INPUT ROWS >>
-----

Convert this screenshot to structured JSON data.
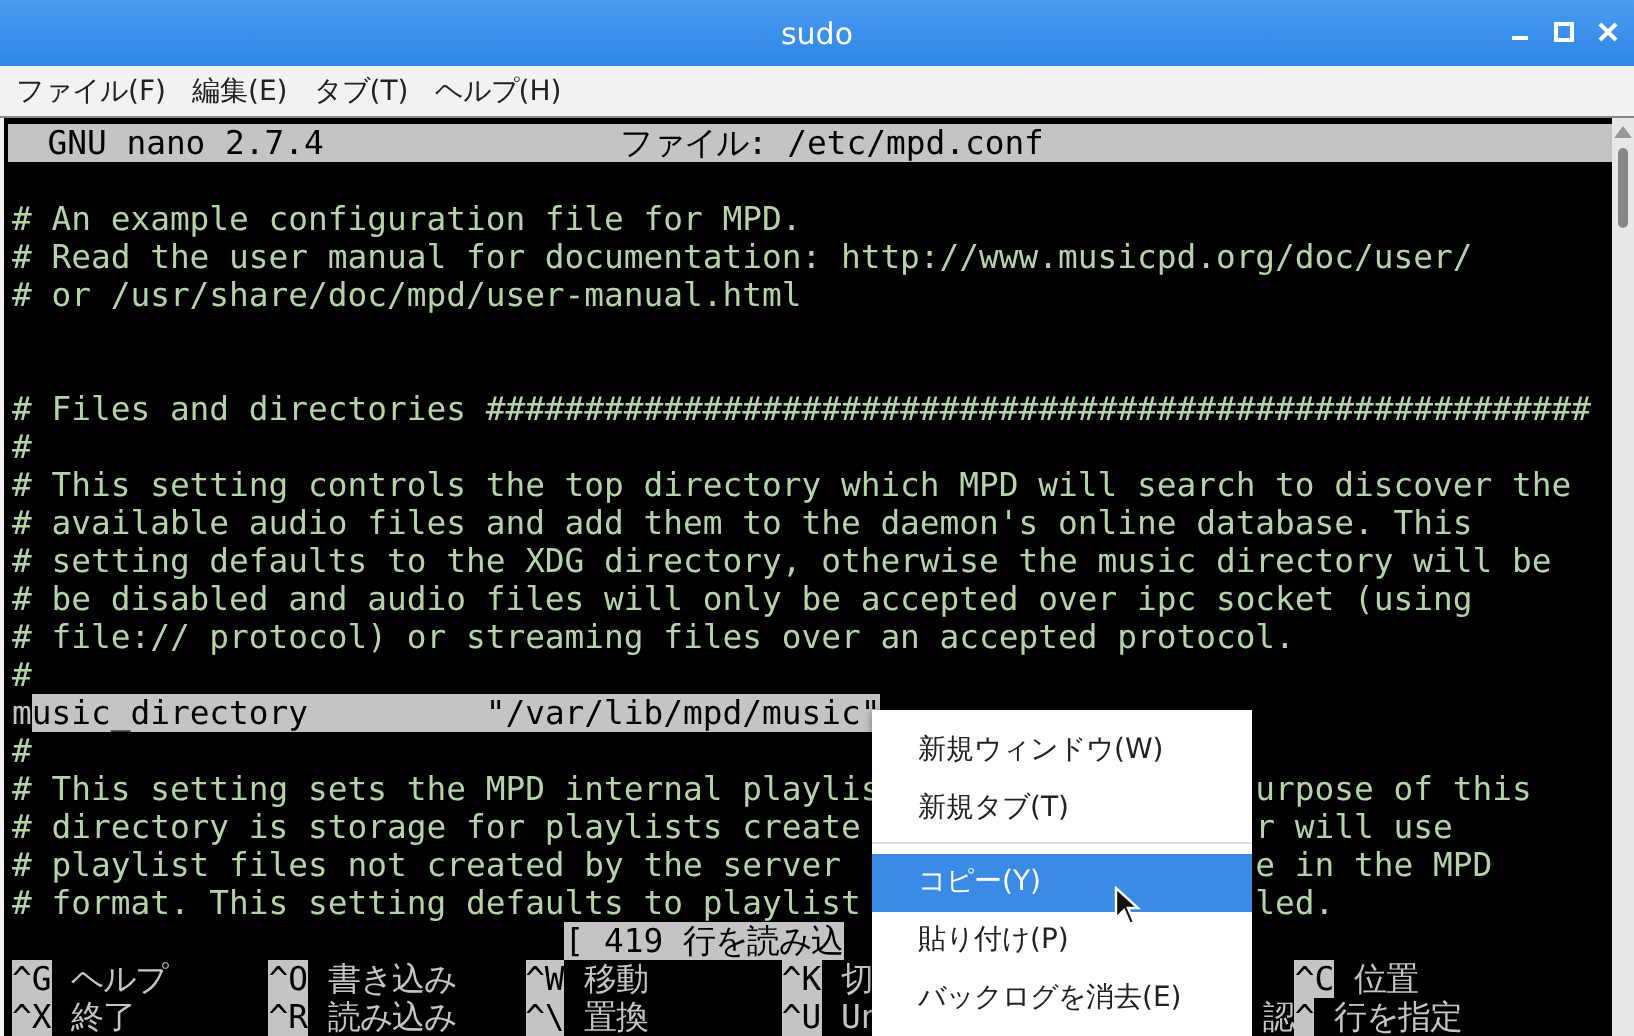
{
  "window": {
    "title": "sudo"
  },
  "menubar": [
    "ファイル(F)",
    "編集(E)",
    "タブ(T)",
    "ヘルプ(H)"
  ],
  "nano_header": {
    "version": "GNU nano 2.7.4",
    "file": "ファイル: /etc/mpd.conf"
  },
  "lines": [
    {
      "kind": "blank"
    },
    {
      "kind": "comment",
      "text": "# An example configuration file for MPD."
    },
    {
      "kind": "comment",
      "text": "# Read the user manual for documentation: http://www.musicpd.org/doc/user/"
    },
    {
      "kind": "comment",
      "text": "# or /usr/share/doc/mpd/user-manual.html"
    },
    {
      "kind": "blank"
    },
    {
      "kind": "blank"
    },
    {
      "kind": "comment",
      "text": "# Files and directories ########################################################"
    },
    {
      "kind": "comment",
      "text": "#"
    },
    {
      "kind": "comment",
      "text": "# This setting controls the top directory which MPD will search to discover the"
    },
    {
      "kind": "comment",
      "text": "# available audio files and add them to the daemon's online database. This"
    },
    {
      "kind": "comment",
      "text": "# setting defaults to the XDG directory, otherwise the music directory will be"
    },
    {
      "kind": "comment",
      "text": "# be disabled and audio files will only be accepted over ipc socket (using"
    },
    {
      "kind": "comment",
      "text": "# file:// protocol) or streaming files over an accepted protocol."
    },
    {
      "kind": "comment",
      "text": "#"
    },
    {
      "kind": "selected",
      "cursor": "m",
      "text": "usic_directory         \"/var/lib/mpd/music\""
    },
    {
      "kind": "comment",
      "text": "#"
    },
    {
      "kind": "split",
      "left": "# This setting sets the MPD internal playlis",
      "right": "urpose of this"
    },
    {
      "kind": "split",
      "left": "# directory is storage for playlists create",
      "right": "r will use"
    },
    {
      "kind": "split",
      "left": "# playlist files not created by the server",
      "right": "e in the MPD"
    },
    {
      "kind": "split",
      "left": "# format. This setting defaults to playlist",
      "right": "led."
    }
  ],
  "status": "[ 419 行を読み込",
  "shortcuts": [
    [
      {
        "key": "^G",
        "label": "ヘルプ"
      },
      {
        "key": "^O",
        "label": "書き込み"
      },
      {
        "key": "^W",
        "label": "移動"
      },
      {
        "key": "^K",
        "label": "切"
      },
      {
        "key": "^C",
        "label": "位置"
      }
    ],
    [
      {
        "key": "^X",
        "label": "終了"
      },
      {
        "key": "^R",
        "label": "読み込み"
      },
      {
        "key": "^\\",
        "label": "置換"
      },
      {
        "key": "^U",
        "label": "Un"
      },
      {
        "label": "認"
      },
      {
        "key": "^",
        "label": "行を指定"
      }
    ]
  ],
  "context_menu": [
    {
      "label": "新規ウィンドウ(W)",
      "selected": false
    },
    {
      "label": "新規タブ(T)",
      "selected": false,
      "separator_after": true
    },
    {
      "label": "コピー(Y)",
      "selected": true
    },
    {
      "label": "貼り付け(P)",
      "selected": false
    },
    {
      "label": "バックログを消去(E)",
      "selected": false
    }
  ]
}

-----

EXERCISE AIM >> Using the material above, count the lines containing the word "left". Reply with the number alone.

FULL RESPONSE >> 4